Find the lines holding the word "past" and collect them.

(Items from a dataset)
------
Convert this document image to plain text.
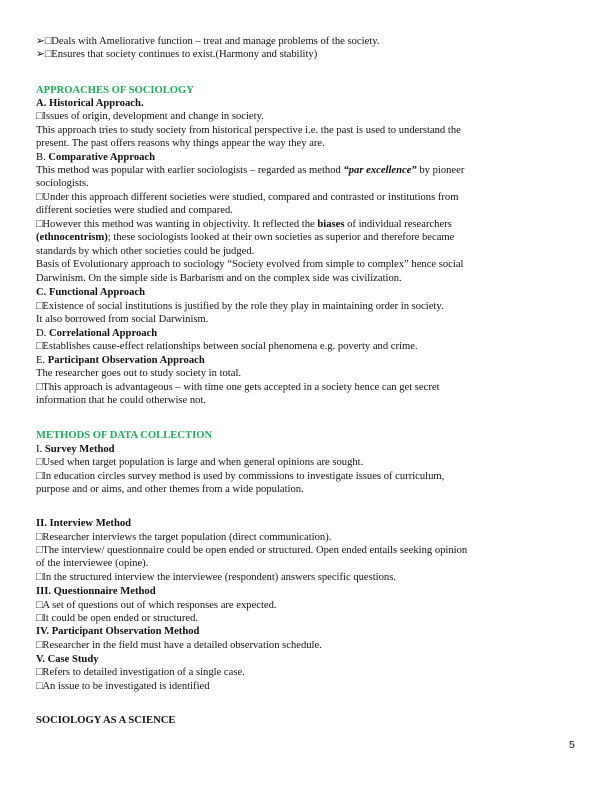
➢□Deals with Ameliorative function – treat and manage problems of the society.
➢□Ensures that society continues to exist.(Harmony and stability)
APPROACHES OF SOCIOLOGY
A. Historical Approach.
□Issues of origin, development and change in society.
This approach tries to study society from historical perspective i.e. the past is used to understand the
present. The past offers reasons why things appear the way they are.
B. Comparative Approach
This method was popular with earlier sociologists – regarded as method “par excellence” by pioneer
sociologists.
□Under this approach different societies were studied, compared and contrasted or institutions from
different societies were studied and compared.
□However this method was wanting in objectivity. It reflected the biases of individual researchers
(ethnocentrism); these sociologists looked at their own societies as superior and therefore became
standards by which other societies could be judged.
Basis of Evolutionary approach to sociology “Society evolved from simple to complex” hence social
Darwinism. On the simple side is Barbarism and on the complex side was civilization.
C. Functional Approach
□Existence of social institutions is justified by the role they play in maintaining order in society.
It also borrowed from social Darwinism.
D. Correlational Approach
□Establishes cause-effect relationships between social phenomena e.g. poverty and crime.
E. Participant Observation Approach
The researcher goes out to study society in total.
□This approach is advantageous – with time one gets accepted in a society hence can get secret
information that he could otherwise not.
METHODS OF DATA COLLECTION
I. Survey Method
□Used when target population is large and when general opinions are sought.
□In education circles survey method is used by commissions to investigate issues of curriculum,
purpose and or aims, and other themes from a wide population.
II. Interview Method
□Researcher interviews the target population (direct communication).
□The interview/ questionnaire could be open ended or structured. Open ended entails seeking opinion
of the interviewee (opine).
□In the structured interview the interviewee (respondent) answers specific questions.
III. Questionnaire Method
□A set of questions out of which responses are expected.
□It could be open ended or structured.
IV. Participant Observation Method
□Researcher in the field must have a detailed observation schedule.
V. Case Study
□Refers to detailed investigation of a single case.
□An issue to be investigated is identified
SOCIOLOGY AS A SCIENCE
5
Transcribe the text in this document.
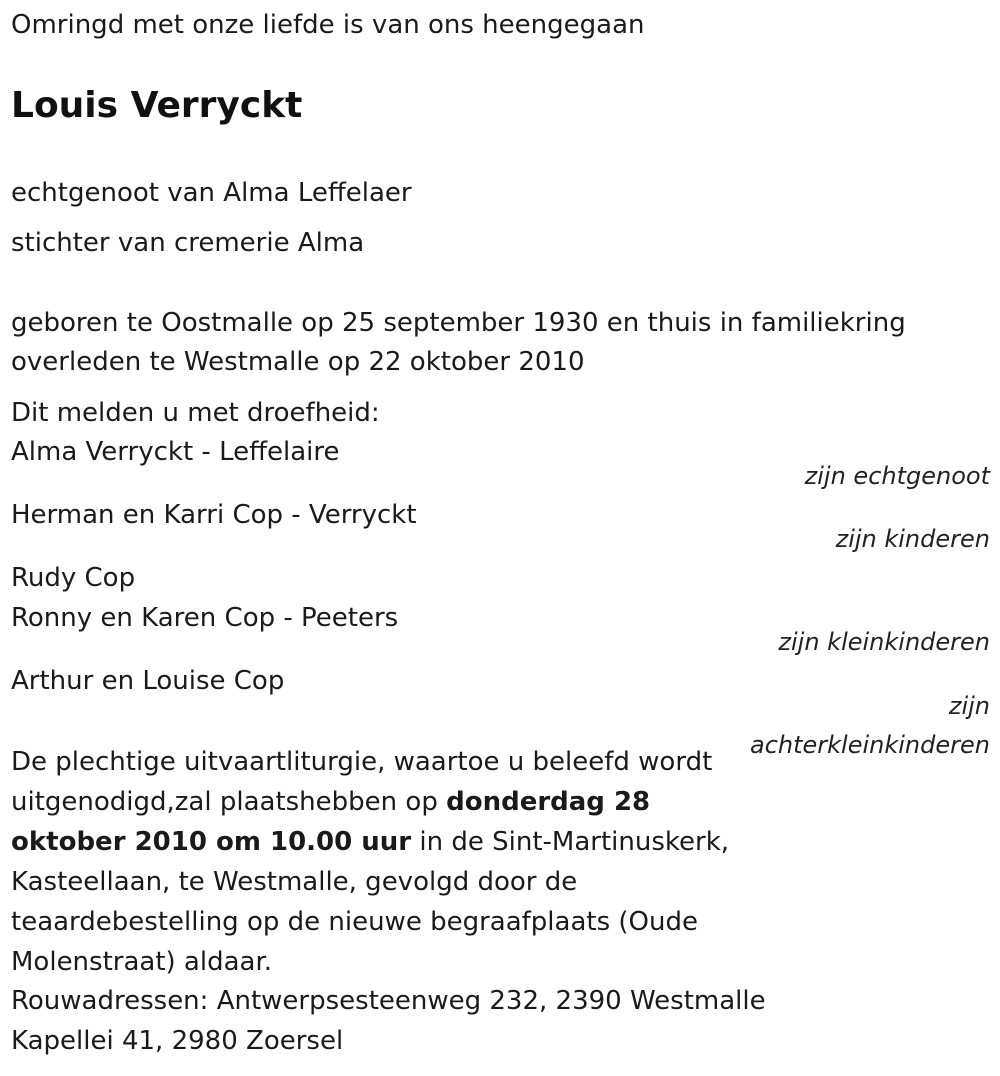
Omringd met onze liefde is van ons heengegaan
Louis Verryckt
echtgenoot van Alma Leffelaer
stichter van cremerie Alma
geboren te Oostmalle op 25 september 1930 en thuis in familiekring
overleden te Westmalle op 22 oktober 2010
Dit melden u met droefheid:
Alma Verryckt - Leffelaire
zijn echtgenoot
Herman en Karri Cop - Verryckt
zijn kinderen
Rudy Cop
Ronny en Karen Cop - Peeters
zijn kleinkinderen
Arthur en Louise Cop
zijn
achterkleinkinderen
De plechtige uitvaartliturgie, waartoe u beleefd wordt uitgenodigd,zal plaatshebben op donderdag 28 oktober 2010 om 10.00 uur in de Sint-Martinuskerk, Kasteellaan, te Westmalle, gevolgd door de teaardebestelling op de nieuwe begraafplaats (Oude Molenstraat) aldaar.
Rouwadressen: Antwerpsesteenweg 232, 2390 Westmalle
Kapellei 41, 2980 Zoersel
------
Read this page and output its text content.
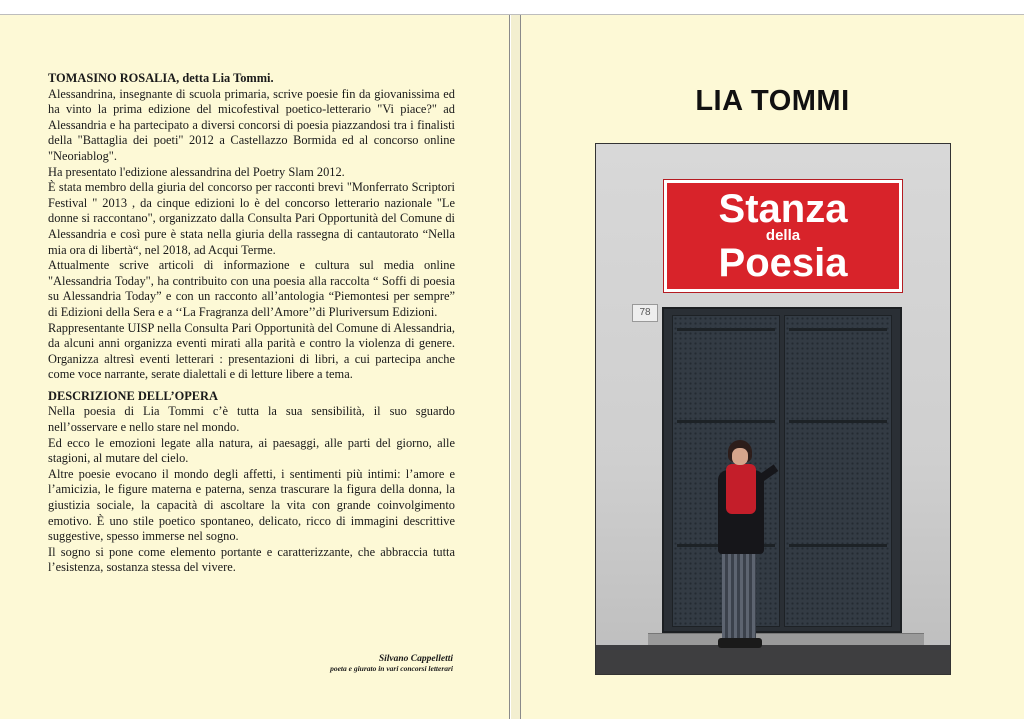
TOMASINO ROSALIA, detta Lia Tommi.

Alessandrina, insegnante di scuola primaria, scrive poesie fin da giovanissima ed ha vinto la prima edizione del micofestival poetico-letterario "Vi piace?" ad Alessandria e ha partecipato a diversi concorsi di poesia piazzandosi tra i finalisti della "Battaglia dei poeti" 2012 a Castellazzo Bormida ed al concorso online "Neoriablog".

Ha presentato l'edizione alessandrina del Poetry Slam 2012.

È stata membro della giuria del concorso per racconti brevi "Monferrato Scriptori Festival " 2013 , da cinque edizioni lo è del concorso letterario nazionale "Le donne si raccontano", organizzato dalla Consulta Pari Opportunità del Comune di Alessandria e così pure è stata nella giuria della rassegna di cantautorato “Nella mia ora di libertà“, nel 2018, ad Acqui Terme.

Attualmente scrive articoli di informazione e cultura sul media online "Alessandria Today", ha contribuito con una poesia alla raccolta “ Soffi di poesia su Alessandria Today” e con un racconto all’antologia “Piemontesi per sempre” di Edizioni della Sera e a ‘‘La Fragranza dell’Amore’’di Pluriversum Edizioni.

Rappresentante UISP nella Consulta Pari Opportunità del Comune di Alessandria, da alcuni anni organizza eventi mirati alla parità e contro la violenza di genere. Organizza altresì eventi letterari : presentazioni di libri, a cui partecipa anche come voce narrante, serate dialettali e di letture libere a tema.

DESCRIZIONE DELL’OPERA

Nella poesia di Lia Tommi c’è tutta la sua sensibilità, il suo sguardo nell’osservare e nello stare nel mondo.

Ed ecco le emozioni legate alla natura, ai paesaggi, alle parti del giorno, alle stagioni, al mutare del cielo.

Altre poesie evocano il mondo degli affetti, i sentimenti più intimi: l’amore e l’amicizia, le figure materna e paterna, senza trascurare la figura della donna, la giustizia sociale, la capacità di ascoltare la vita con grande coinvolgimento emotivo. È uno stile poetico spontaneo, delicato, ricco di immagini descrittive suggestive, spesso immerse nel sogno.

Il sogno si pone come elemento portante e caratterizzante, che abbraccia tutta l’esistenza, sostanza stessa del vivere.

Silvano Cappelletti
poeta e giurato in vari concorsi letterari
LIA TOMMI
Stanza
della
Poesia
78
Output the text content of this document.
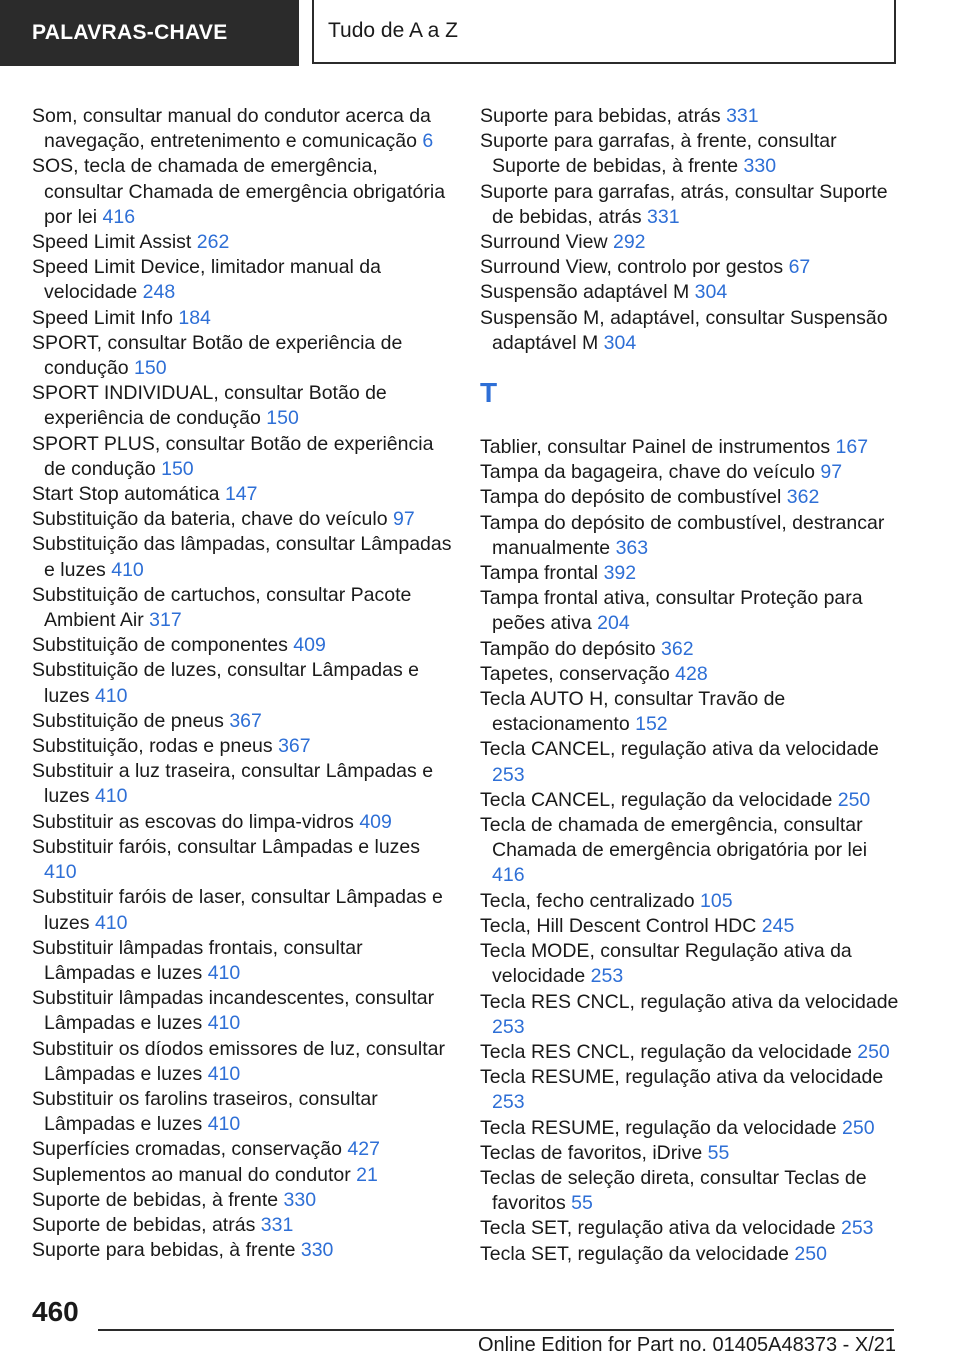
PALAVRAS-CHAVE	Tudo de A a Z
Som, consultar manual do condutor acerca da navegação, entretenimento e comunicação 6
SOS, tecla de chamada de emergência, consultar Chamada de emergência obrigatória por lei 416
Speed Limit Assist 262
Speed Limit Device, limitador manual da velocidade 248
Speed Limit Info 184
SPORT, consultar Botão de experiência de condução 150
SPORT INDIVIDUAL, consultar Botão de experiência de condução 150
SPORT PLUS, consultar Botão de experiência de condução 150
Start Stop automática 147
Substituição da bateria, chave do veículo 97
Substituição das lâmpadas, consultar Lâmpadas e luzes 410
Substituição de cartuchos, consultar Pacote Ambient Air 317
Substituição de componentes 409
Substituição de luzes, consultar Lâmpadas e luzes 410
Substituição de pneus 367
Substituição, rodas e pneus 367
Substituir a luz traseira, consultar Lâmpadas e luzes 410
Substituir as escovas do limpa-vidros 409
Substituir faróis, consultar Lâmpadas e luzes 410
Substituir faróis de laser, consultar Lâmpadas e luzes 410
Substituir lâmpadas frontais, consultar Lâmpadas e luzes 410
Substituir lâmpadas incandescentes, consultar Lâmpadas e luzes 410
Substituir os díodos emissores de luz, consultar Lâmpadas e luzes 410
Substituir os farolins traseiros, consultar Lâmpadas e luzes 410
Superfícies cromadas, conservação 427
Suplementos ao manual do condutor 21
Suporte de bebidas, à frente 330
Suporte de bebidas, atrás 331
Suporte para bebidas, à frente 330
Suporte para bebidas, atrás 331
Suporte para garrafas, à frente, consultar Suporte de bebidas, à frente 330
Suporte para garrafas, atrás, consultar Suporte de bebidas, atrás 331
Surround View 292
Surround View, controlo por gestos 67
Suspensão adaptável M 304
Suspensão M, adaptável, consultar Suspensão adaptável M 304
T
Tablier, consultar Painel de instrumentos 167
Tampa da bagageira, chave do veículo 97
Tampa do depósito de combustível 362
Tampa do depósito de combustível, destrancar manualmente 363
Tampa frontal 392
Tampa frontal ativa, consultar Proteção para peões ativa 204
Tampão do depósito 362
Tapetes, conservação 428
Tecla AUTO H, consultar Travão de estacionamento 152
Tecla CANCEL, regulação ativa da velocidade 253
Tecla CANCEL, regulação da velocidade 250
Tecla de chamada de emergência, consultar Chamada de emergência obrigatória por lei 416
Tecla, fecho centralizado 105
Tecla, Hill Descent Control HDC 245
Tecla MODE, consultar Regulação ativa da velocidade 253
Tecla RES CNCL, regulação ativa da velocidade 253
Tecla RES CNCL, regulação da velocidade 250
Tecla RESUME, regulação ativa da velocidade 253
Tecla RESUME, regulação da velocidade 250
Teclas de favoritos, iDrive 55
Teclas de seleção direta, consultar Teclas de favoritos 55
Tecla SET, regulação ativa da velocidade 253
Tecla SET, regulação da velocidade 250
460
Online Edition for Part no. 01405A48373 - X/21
------
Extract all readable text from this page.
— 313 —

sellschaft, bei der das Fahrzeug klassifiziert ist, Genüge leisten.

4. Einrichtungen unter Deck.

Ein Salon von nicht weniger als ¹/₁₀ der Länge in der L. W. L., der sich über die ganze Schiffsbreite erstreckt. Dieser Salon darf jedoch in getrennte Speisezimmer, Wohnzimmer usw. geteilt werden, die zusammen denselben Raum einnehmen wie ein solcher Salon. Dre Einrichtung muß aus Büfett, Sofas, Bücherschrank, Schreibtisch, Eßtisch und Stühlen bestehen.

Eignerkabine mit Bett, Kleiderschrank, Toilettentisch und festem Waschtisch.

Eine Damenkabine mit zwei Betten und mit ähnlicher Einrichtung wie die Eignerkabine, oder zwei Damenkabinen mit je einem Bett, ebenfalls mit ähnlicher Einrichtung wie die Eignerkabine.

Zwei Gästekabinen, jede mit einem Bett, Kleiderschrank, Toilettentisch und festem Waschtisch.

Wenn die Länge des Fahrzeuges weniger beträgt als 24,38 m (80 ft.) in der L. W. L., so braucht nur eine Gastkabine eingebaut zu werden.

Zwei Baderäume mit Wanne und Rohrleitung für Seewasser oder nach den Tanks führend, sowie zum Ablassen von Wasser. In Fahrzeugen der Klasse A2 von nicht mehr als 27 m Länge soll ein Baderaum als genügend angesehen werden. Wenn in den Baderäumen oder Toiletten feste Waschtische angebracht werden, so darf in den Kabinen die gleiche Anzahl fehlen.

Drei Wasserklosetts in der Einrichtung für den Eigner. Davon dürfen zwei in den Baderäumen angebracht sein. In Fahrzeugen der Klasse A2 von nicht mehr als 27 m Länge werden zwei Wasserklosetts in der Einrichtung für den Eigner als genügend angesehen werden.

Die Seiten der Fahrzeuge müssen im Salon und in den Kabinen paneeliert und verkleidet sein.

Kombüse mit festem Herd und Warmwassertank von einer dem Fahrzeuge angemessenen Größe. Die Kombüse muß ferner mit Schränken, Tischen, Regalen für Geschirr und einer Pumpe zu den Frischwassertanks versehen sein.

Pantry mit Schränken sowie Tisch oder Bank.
------
Full output —
This approach tries to study society from historical perspective i.e. the past is used to understand the
present. The past offers reasons why things appear the way they are.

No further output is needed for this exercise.